(Problem to work on)
Print all of the data exactly as written.

(Records provided)
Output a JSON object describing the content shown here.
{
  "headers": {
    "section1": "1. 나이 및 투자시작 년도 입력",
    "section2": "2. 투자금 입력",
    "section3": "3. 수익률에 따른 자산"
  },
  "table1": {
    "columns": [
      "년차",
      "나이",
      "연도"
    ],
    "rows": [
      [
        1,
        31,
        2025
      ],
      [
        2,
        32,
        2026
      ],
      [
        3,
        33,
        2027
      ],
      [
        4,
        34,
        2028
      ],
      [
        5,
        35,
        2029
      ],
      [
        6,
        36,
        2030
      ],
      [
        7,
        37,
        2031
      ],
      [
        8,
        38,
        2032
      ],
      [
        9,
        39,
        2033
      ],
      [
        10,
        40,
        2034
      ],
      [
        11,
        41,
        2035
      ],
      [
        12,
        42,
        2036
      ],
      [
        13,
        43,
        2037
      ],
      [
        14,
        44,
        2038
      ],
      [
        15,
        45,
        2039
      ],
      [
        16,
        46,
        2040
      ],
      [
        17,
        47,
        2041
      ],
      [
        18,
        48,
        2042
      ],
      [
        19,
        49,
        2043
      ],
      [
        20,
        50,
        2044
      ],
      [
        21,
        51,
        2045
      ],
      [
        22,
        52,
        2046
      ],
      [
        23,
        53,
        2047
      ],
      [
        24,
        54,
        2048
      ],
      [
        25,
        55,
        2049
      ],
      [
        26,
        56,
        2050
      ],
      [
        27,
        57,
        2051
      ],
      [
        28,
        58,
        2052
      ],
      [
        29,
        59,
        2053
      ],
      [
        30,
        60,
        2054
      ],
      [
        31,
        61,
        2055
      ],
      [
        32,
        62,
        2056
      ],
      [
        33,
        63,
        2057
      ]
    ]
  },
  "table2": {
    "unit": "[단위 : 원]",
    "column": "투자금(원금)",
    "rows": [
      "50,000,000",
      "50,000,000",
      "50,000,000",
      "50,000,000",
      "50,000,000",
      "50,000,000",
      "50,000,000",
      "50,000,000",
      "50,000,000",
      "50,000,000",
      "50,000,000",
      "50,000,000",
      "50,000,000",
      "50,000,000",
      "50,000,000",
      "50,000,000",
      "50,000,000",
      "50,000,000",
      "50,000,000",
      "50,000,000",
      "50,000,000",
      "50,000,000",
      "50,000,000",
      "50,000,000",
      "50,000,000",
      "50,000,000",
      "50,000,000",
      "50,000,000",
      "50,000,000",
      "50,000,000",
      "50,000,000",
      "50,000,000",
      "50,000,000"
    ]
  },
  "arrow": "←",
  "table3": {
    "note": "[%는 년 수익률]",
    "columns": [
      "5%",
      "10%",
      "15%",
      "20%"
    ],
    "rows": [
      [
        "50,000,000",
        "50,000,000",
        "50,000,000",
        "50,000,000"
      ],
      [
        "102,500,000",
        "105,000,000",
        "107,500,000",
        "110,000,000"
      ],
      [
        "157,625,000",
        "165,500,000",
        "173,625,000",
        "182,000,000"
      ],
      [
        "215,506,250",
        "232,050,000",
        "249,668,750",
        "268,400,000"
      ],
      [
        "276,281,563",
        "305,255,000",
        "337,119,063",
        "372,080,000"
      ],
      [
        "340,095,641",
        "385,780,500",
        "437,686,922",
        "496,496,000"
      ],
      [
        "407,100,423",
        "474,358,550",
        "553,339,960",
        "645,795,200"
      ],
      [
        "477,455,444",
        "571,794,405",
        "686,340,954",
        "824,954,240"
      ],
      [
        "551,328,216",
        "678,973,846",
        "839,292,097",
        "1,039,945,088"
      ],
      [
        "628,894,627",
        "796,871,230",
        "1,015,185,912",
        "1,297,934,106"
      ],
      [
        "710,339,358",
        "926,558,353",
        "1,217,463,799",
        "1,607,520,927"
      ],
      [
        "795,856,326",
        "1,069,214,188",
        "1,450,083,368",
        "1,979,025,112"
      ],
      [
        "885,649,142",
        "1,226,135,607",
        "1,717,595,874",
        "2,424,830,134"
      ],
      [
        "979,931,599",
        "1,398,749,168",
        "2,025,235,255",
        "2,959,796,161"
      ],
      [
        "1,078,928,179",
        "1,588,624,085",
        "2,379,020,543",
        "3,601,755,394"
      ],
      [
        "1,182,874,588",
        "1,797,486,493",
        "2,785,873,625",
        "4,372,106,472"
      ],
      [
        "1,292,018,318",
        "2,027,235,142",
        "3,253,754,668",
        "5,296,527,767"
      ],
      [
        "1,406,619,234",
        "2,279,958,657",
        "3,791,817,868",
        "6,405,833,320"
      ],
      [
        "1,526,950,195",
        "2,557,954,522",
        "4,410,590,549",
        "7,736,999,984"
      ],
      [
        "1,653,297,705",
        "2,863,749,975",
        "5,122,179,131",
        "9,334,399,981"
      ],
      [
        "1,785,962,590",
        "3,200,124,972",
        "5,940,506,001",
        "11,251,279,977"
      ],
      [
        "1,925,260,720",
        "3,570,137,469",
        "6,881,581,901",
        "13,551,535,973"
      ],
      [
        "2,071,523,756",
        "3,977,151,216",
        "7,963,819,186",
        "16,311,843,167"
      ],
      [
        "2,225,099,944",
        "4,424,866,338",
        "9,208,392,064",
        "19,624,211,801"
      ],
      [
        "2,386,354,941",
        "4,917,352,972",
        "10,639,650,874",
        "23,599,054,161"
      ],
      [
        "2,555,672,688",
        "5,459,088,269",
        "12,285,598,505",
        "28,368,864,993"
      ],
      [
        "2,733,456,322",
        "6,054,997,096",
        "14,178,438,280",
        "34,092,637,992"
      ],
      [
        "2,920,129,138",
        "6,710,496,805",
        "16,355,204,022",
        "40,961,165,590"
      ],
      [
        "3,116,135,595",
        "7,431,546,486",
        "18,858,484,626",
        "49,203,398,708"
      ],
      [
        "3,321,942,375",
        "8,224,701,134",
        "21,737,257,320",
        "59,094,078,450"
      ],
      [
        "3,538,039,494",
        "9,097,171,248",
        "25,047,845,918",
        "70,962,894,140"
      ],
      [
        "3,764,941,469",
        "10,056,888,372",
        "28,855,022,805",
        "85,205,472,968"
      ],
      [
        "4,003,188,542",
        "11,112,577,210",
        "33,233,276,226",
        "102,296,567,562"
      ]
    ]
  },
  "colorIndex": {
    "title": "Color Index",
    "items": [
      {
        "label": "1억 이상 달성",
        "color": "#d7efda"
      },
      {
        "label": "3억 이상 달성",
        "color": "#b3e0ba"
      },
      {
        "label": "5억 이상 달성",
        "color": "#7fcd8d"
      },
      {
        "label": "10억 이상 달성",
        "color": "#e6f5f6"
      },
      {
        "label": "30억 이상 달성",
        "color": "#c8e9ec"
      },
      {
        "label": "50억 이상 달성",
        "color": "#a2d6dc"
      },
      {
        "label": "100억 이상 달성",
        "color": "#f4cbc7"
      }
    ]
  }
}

(Result)
Output a JSON object describing the content shown here.
{
  "headers": {
    "section1": "1. 나이 및 투자시작 년도 입력",
    "section2": "2. 투자금 입력",
    "section3": "3. 수익률에 따른 자산"
  },
  "table1": {
    "columns": [
      "년차",
      "나이",
      "연도"
    ],
    "rows": [
      [
        1,
        31,
        2025
      ],
      [
        2,
        32,
        2026
      ],
      [
        3,
        33,
        2027
      ],
      [
        4,
        34,
        2028
      ],
      [
        5,
        35,
        2029
      ],
      [
        6,
        36,
        2030
      ],
      [
        7,
        37,
        2031
      ],
      [
        8,
        38,
        2032
      ],
      [
        9,
        39,
        2033
      ],
      [
        10,
        40,
        2034
      ],
      [
        11,
        41,
        2035
      ],
      [
        12,
        42,
        2036
      ],
      [
        13,
        43,
        2037
      ],
      [
        14,
        44,
        2038
      ],
      [
        15,
        45,
        2039
      ],
      [
        16,
        46,
        2040
      ],
      [
        17,
        47,
        2041
      ],
      [
        18,
        48,
        2042
      ],
      [
        19,
        49,
        2043
      ],
      [
        20,
        50,
        2044
      ],
      [
        21,
        51,
        2045
      ],
      [
        22,
        52,
        2046
      ],
      [
        23,
        53,
        2047
      ],
      [
        24,
        54,
        2048
      ],
      [
        25,
        55,
        2049
      ],
      [
        26,
        56,
        2050
      ],
      [
        27,
        57,
        2051
      ],
      [
        28,
        58,
        2052
      ],
      [
        29,
        59,
        2053
      ],
      [
        30,
        60,
        2054
      ],
      [
        31,
        61,
        2055
      ],
      [
        32,
        62,
        2056
      ],
      [
        33,
        63,
        2057
      ]
    ]
  },
  "table2": {
    "unit": "[단위 : 원]",
    "column": "투자금(원금)",
    "rows": [
      "50,000,000",
      "50,000,000",
      "50,000,000",
      "50,000,000",
      "50,000,000",
      "50,000,000",
      "50,000,000",
      "50,000,000",
      "50,000,000",
      "50,000,000",
      "50,000,000",
      "50,000,000",
      "50,000,000",
      "50,000,000",
      "50,000,000",
      "50,000,000",
      "50,000,000",
      "50,000,000",
      "50,000,000",
      "50,000,000",
      "50,000,000",
      "50,000,000",
      "50,000,000",
      "50,000,000",
      "50,000,000",
      "50,000,000",
      "50,000,000",
      "50,000,000",
      "50,000,000",
      "50,000,000",
      "50,000,000",
      "50,000,000",
      "50,000,000"
    ]
  },
  "arrow": "←",
  "table3": {
    "note": "[%는 년 수익률]",
    "columns": [
      "5%",
      "10%",
      "15%",
      "20%"
    ],
    "rows": [
      [
        "50,000,000",
        "50,000,000",
        "50,000,000",
        "50,000,000"
      ],
      [
        "102,500,000",
        "105,000,000",
        "107,500,000",
        "110,000,000"
      ],
      [
        "157,625,000",
        "165,500,000",
        "173,625,000",
        "182,000,000"
      ],
      [
        "215,506,250",
        "232,050,000",
        "249,668,750",
        "268,400,000"
      ],
      [
        "276,281,563",
        "305,255,000",
        "337,119,063",
        "372,080,000"
      ],
      [
        "340,095,641",
        "385,780,500",
        "437,686,922",
        "496,496,000"
      ],
      [
        "407,100,423",
        "474,358,550",
        "553,339,960",
        "645,795,200"
      ],
      [
        "477,455,444",
        "571,794,405",
        "686,340,954",
        "824,954,240"
      ],
      [
        "551,328,216",
        "678,973,846",
        "839,292,097",
        "1,039,945,088"
      ],
      [
        "628,894,627",
        "796,871,230",
        "1,015,185,912",
        "1,297,934,106"
      ],
      [
        "710,339,358",
        "926,558,353",
        "1,217,463,799",
        "1,607,520,927"
      ],
      [
        "795,856,326",
        "1,069,214,188",
        "1,450,083,368",
        "1,979,025,112"
      ],
      [
        "885,649,142",
        "1,226,135,607",
        "1,717,595,874",
        "2,424,830,134"
      ],
      [
        "979,931,599",
        "1,398,749,168",
        "2,025,235,255",
        "2,959,796,161"
      ],
      [
        "1,078,928,179",
        "1,588,624,085",
        "2,379,020,543",
        "3,601,755,394"
      ],
      [
        "1,182,874,588",
        "1,797,486,493",
        "2,785,873,625",
        "4,372,106,472"
      ],
      [
        "1,292,018,318",
        "2,027,235,142",
        "3,253,754,668",
        "5,296,527,767"
      ],
      [
        "1,406,619,234",
        "2,279,958,657",
        "3,791,817,868",
        "6,405,833,320"
      ],
      [
        "1,526,950,195",
        "2,557,954,522",
        "4,410,590,549",
        "7,736,999,984"
      ],
      [
        "1,653,297,705",
        "2,863,749,975",
        "5,122,179,131",
        "9,334,399,981"
      ],
      [
        "1,785,962,590",
        "3,200,124,972",
        "5,940,506,001",
        "11,251,279,977"
      ],
      [
        "1,925,260,720",
        "3,570,137,469",
        "6,881,581,901",
        "13,551,535,973"
      ],
      [
        "2,071,523,756",
        "3,977,151,216",
        "7,963,819,186",
        "16,311,843,167"
      ],
      [
        "2,225,099,944",
        "4,424,866,338",
        "9,208,392,064",
        "19,624,211,801"
      ],
      [
        "2,386,354,941",
        "4,917,352,972",
        "10,639,650,874",
        "23,599,054,161"
      ],
      [
        "2,555,672,688",
        "5,459,088,269",
        "12,285,598,505",
        "28,368,864,993"
      ],
      [
        "2,733,456,322",
        "6,054,997,096",
        "14,178,438,280",
        "34,092,637,992"
      ],
      [
        "2,920,129,138",
        "6,710,496,805",
        "16,355,204,022",
        "40,961,165,590"
      ],
      [
        "3,116,135,595",
        "7,431,546,486",
        "18,858,484,626",
        "49,203,398,708"
      ],
      [
        "3,321,942,375",
        "8,224,701,134",
        "21,737,257,320",
        "59,094,078,450"
      ],
      [
        "3,538,039,494",
        "9,097,171,248",
        "25,047,845,918",
        "70,962,894,140"
      ],
      [
        "3,764,941,469",
        "10,056,888,372",
        "28,855,022,805",
        "85,205,472,968"
      ],
      [
        "4,003,188,542",
        "11,112,577,210",
        "33,233,276,226",
        "102,296,567,562"
      ]
    ]
  },
  "colorIndex": {
    "title": "Color Index",
    "items": [
      {
        "label": "1억 이상 달성",
        "color": "#d7efda"
      },
      {
        "label": "3억 이상 달성",
        "color": "#b3e0ba"
      },
      {
        "label": "5억 이상 달성",
        "color": "#7fcd8d"
      },
      {
        "label": "10억 이상 달성",
        "color": "#e6f5f6"
      },
      {
        "label": "30억 이상 달성",
        "color": "#c8e9ec"
      },
      {
        "label": "50억 이상 달성",
        "color": "#a2d6dc"
      },
      {
        "label": "100억 이상 달성",
        "color": "#f4cbc7"
      }
    ]
  }
}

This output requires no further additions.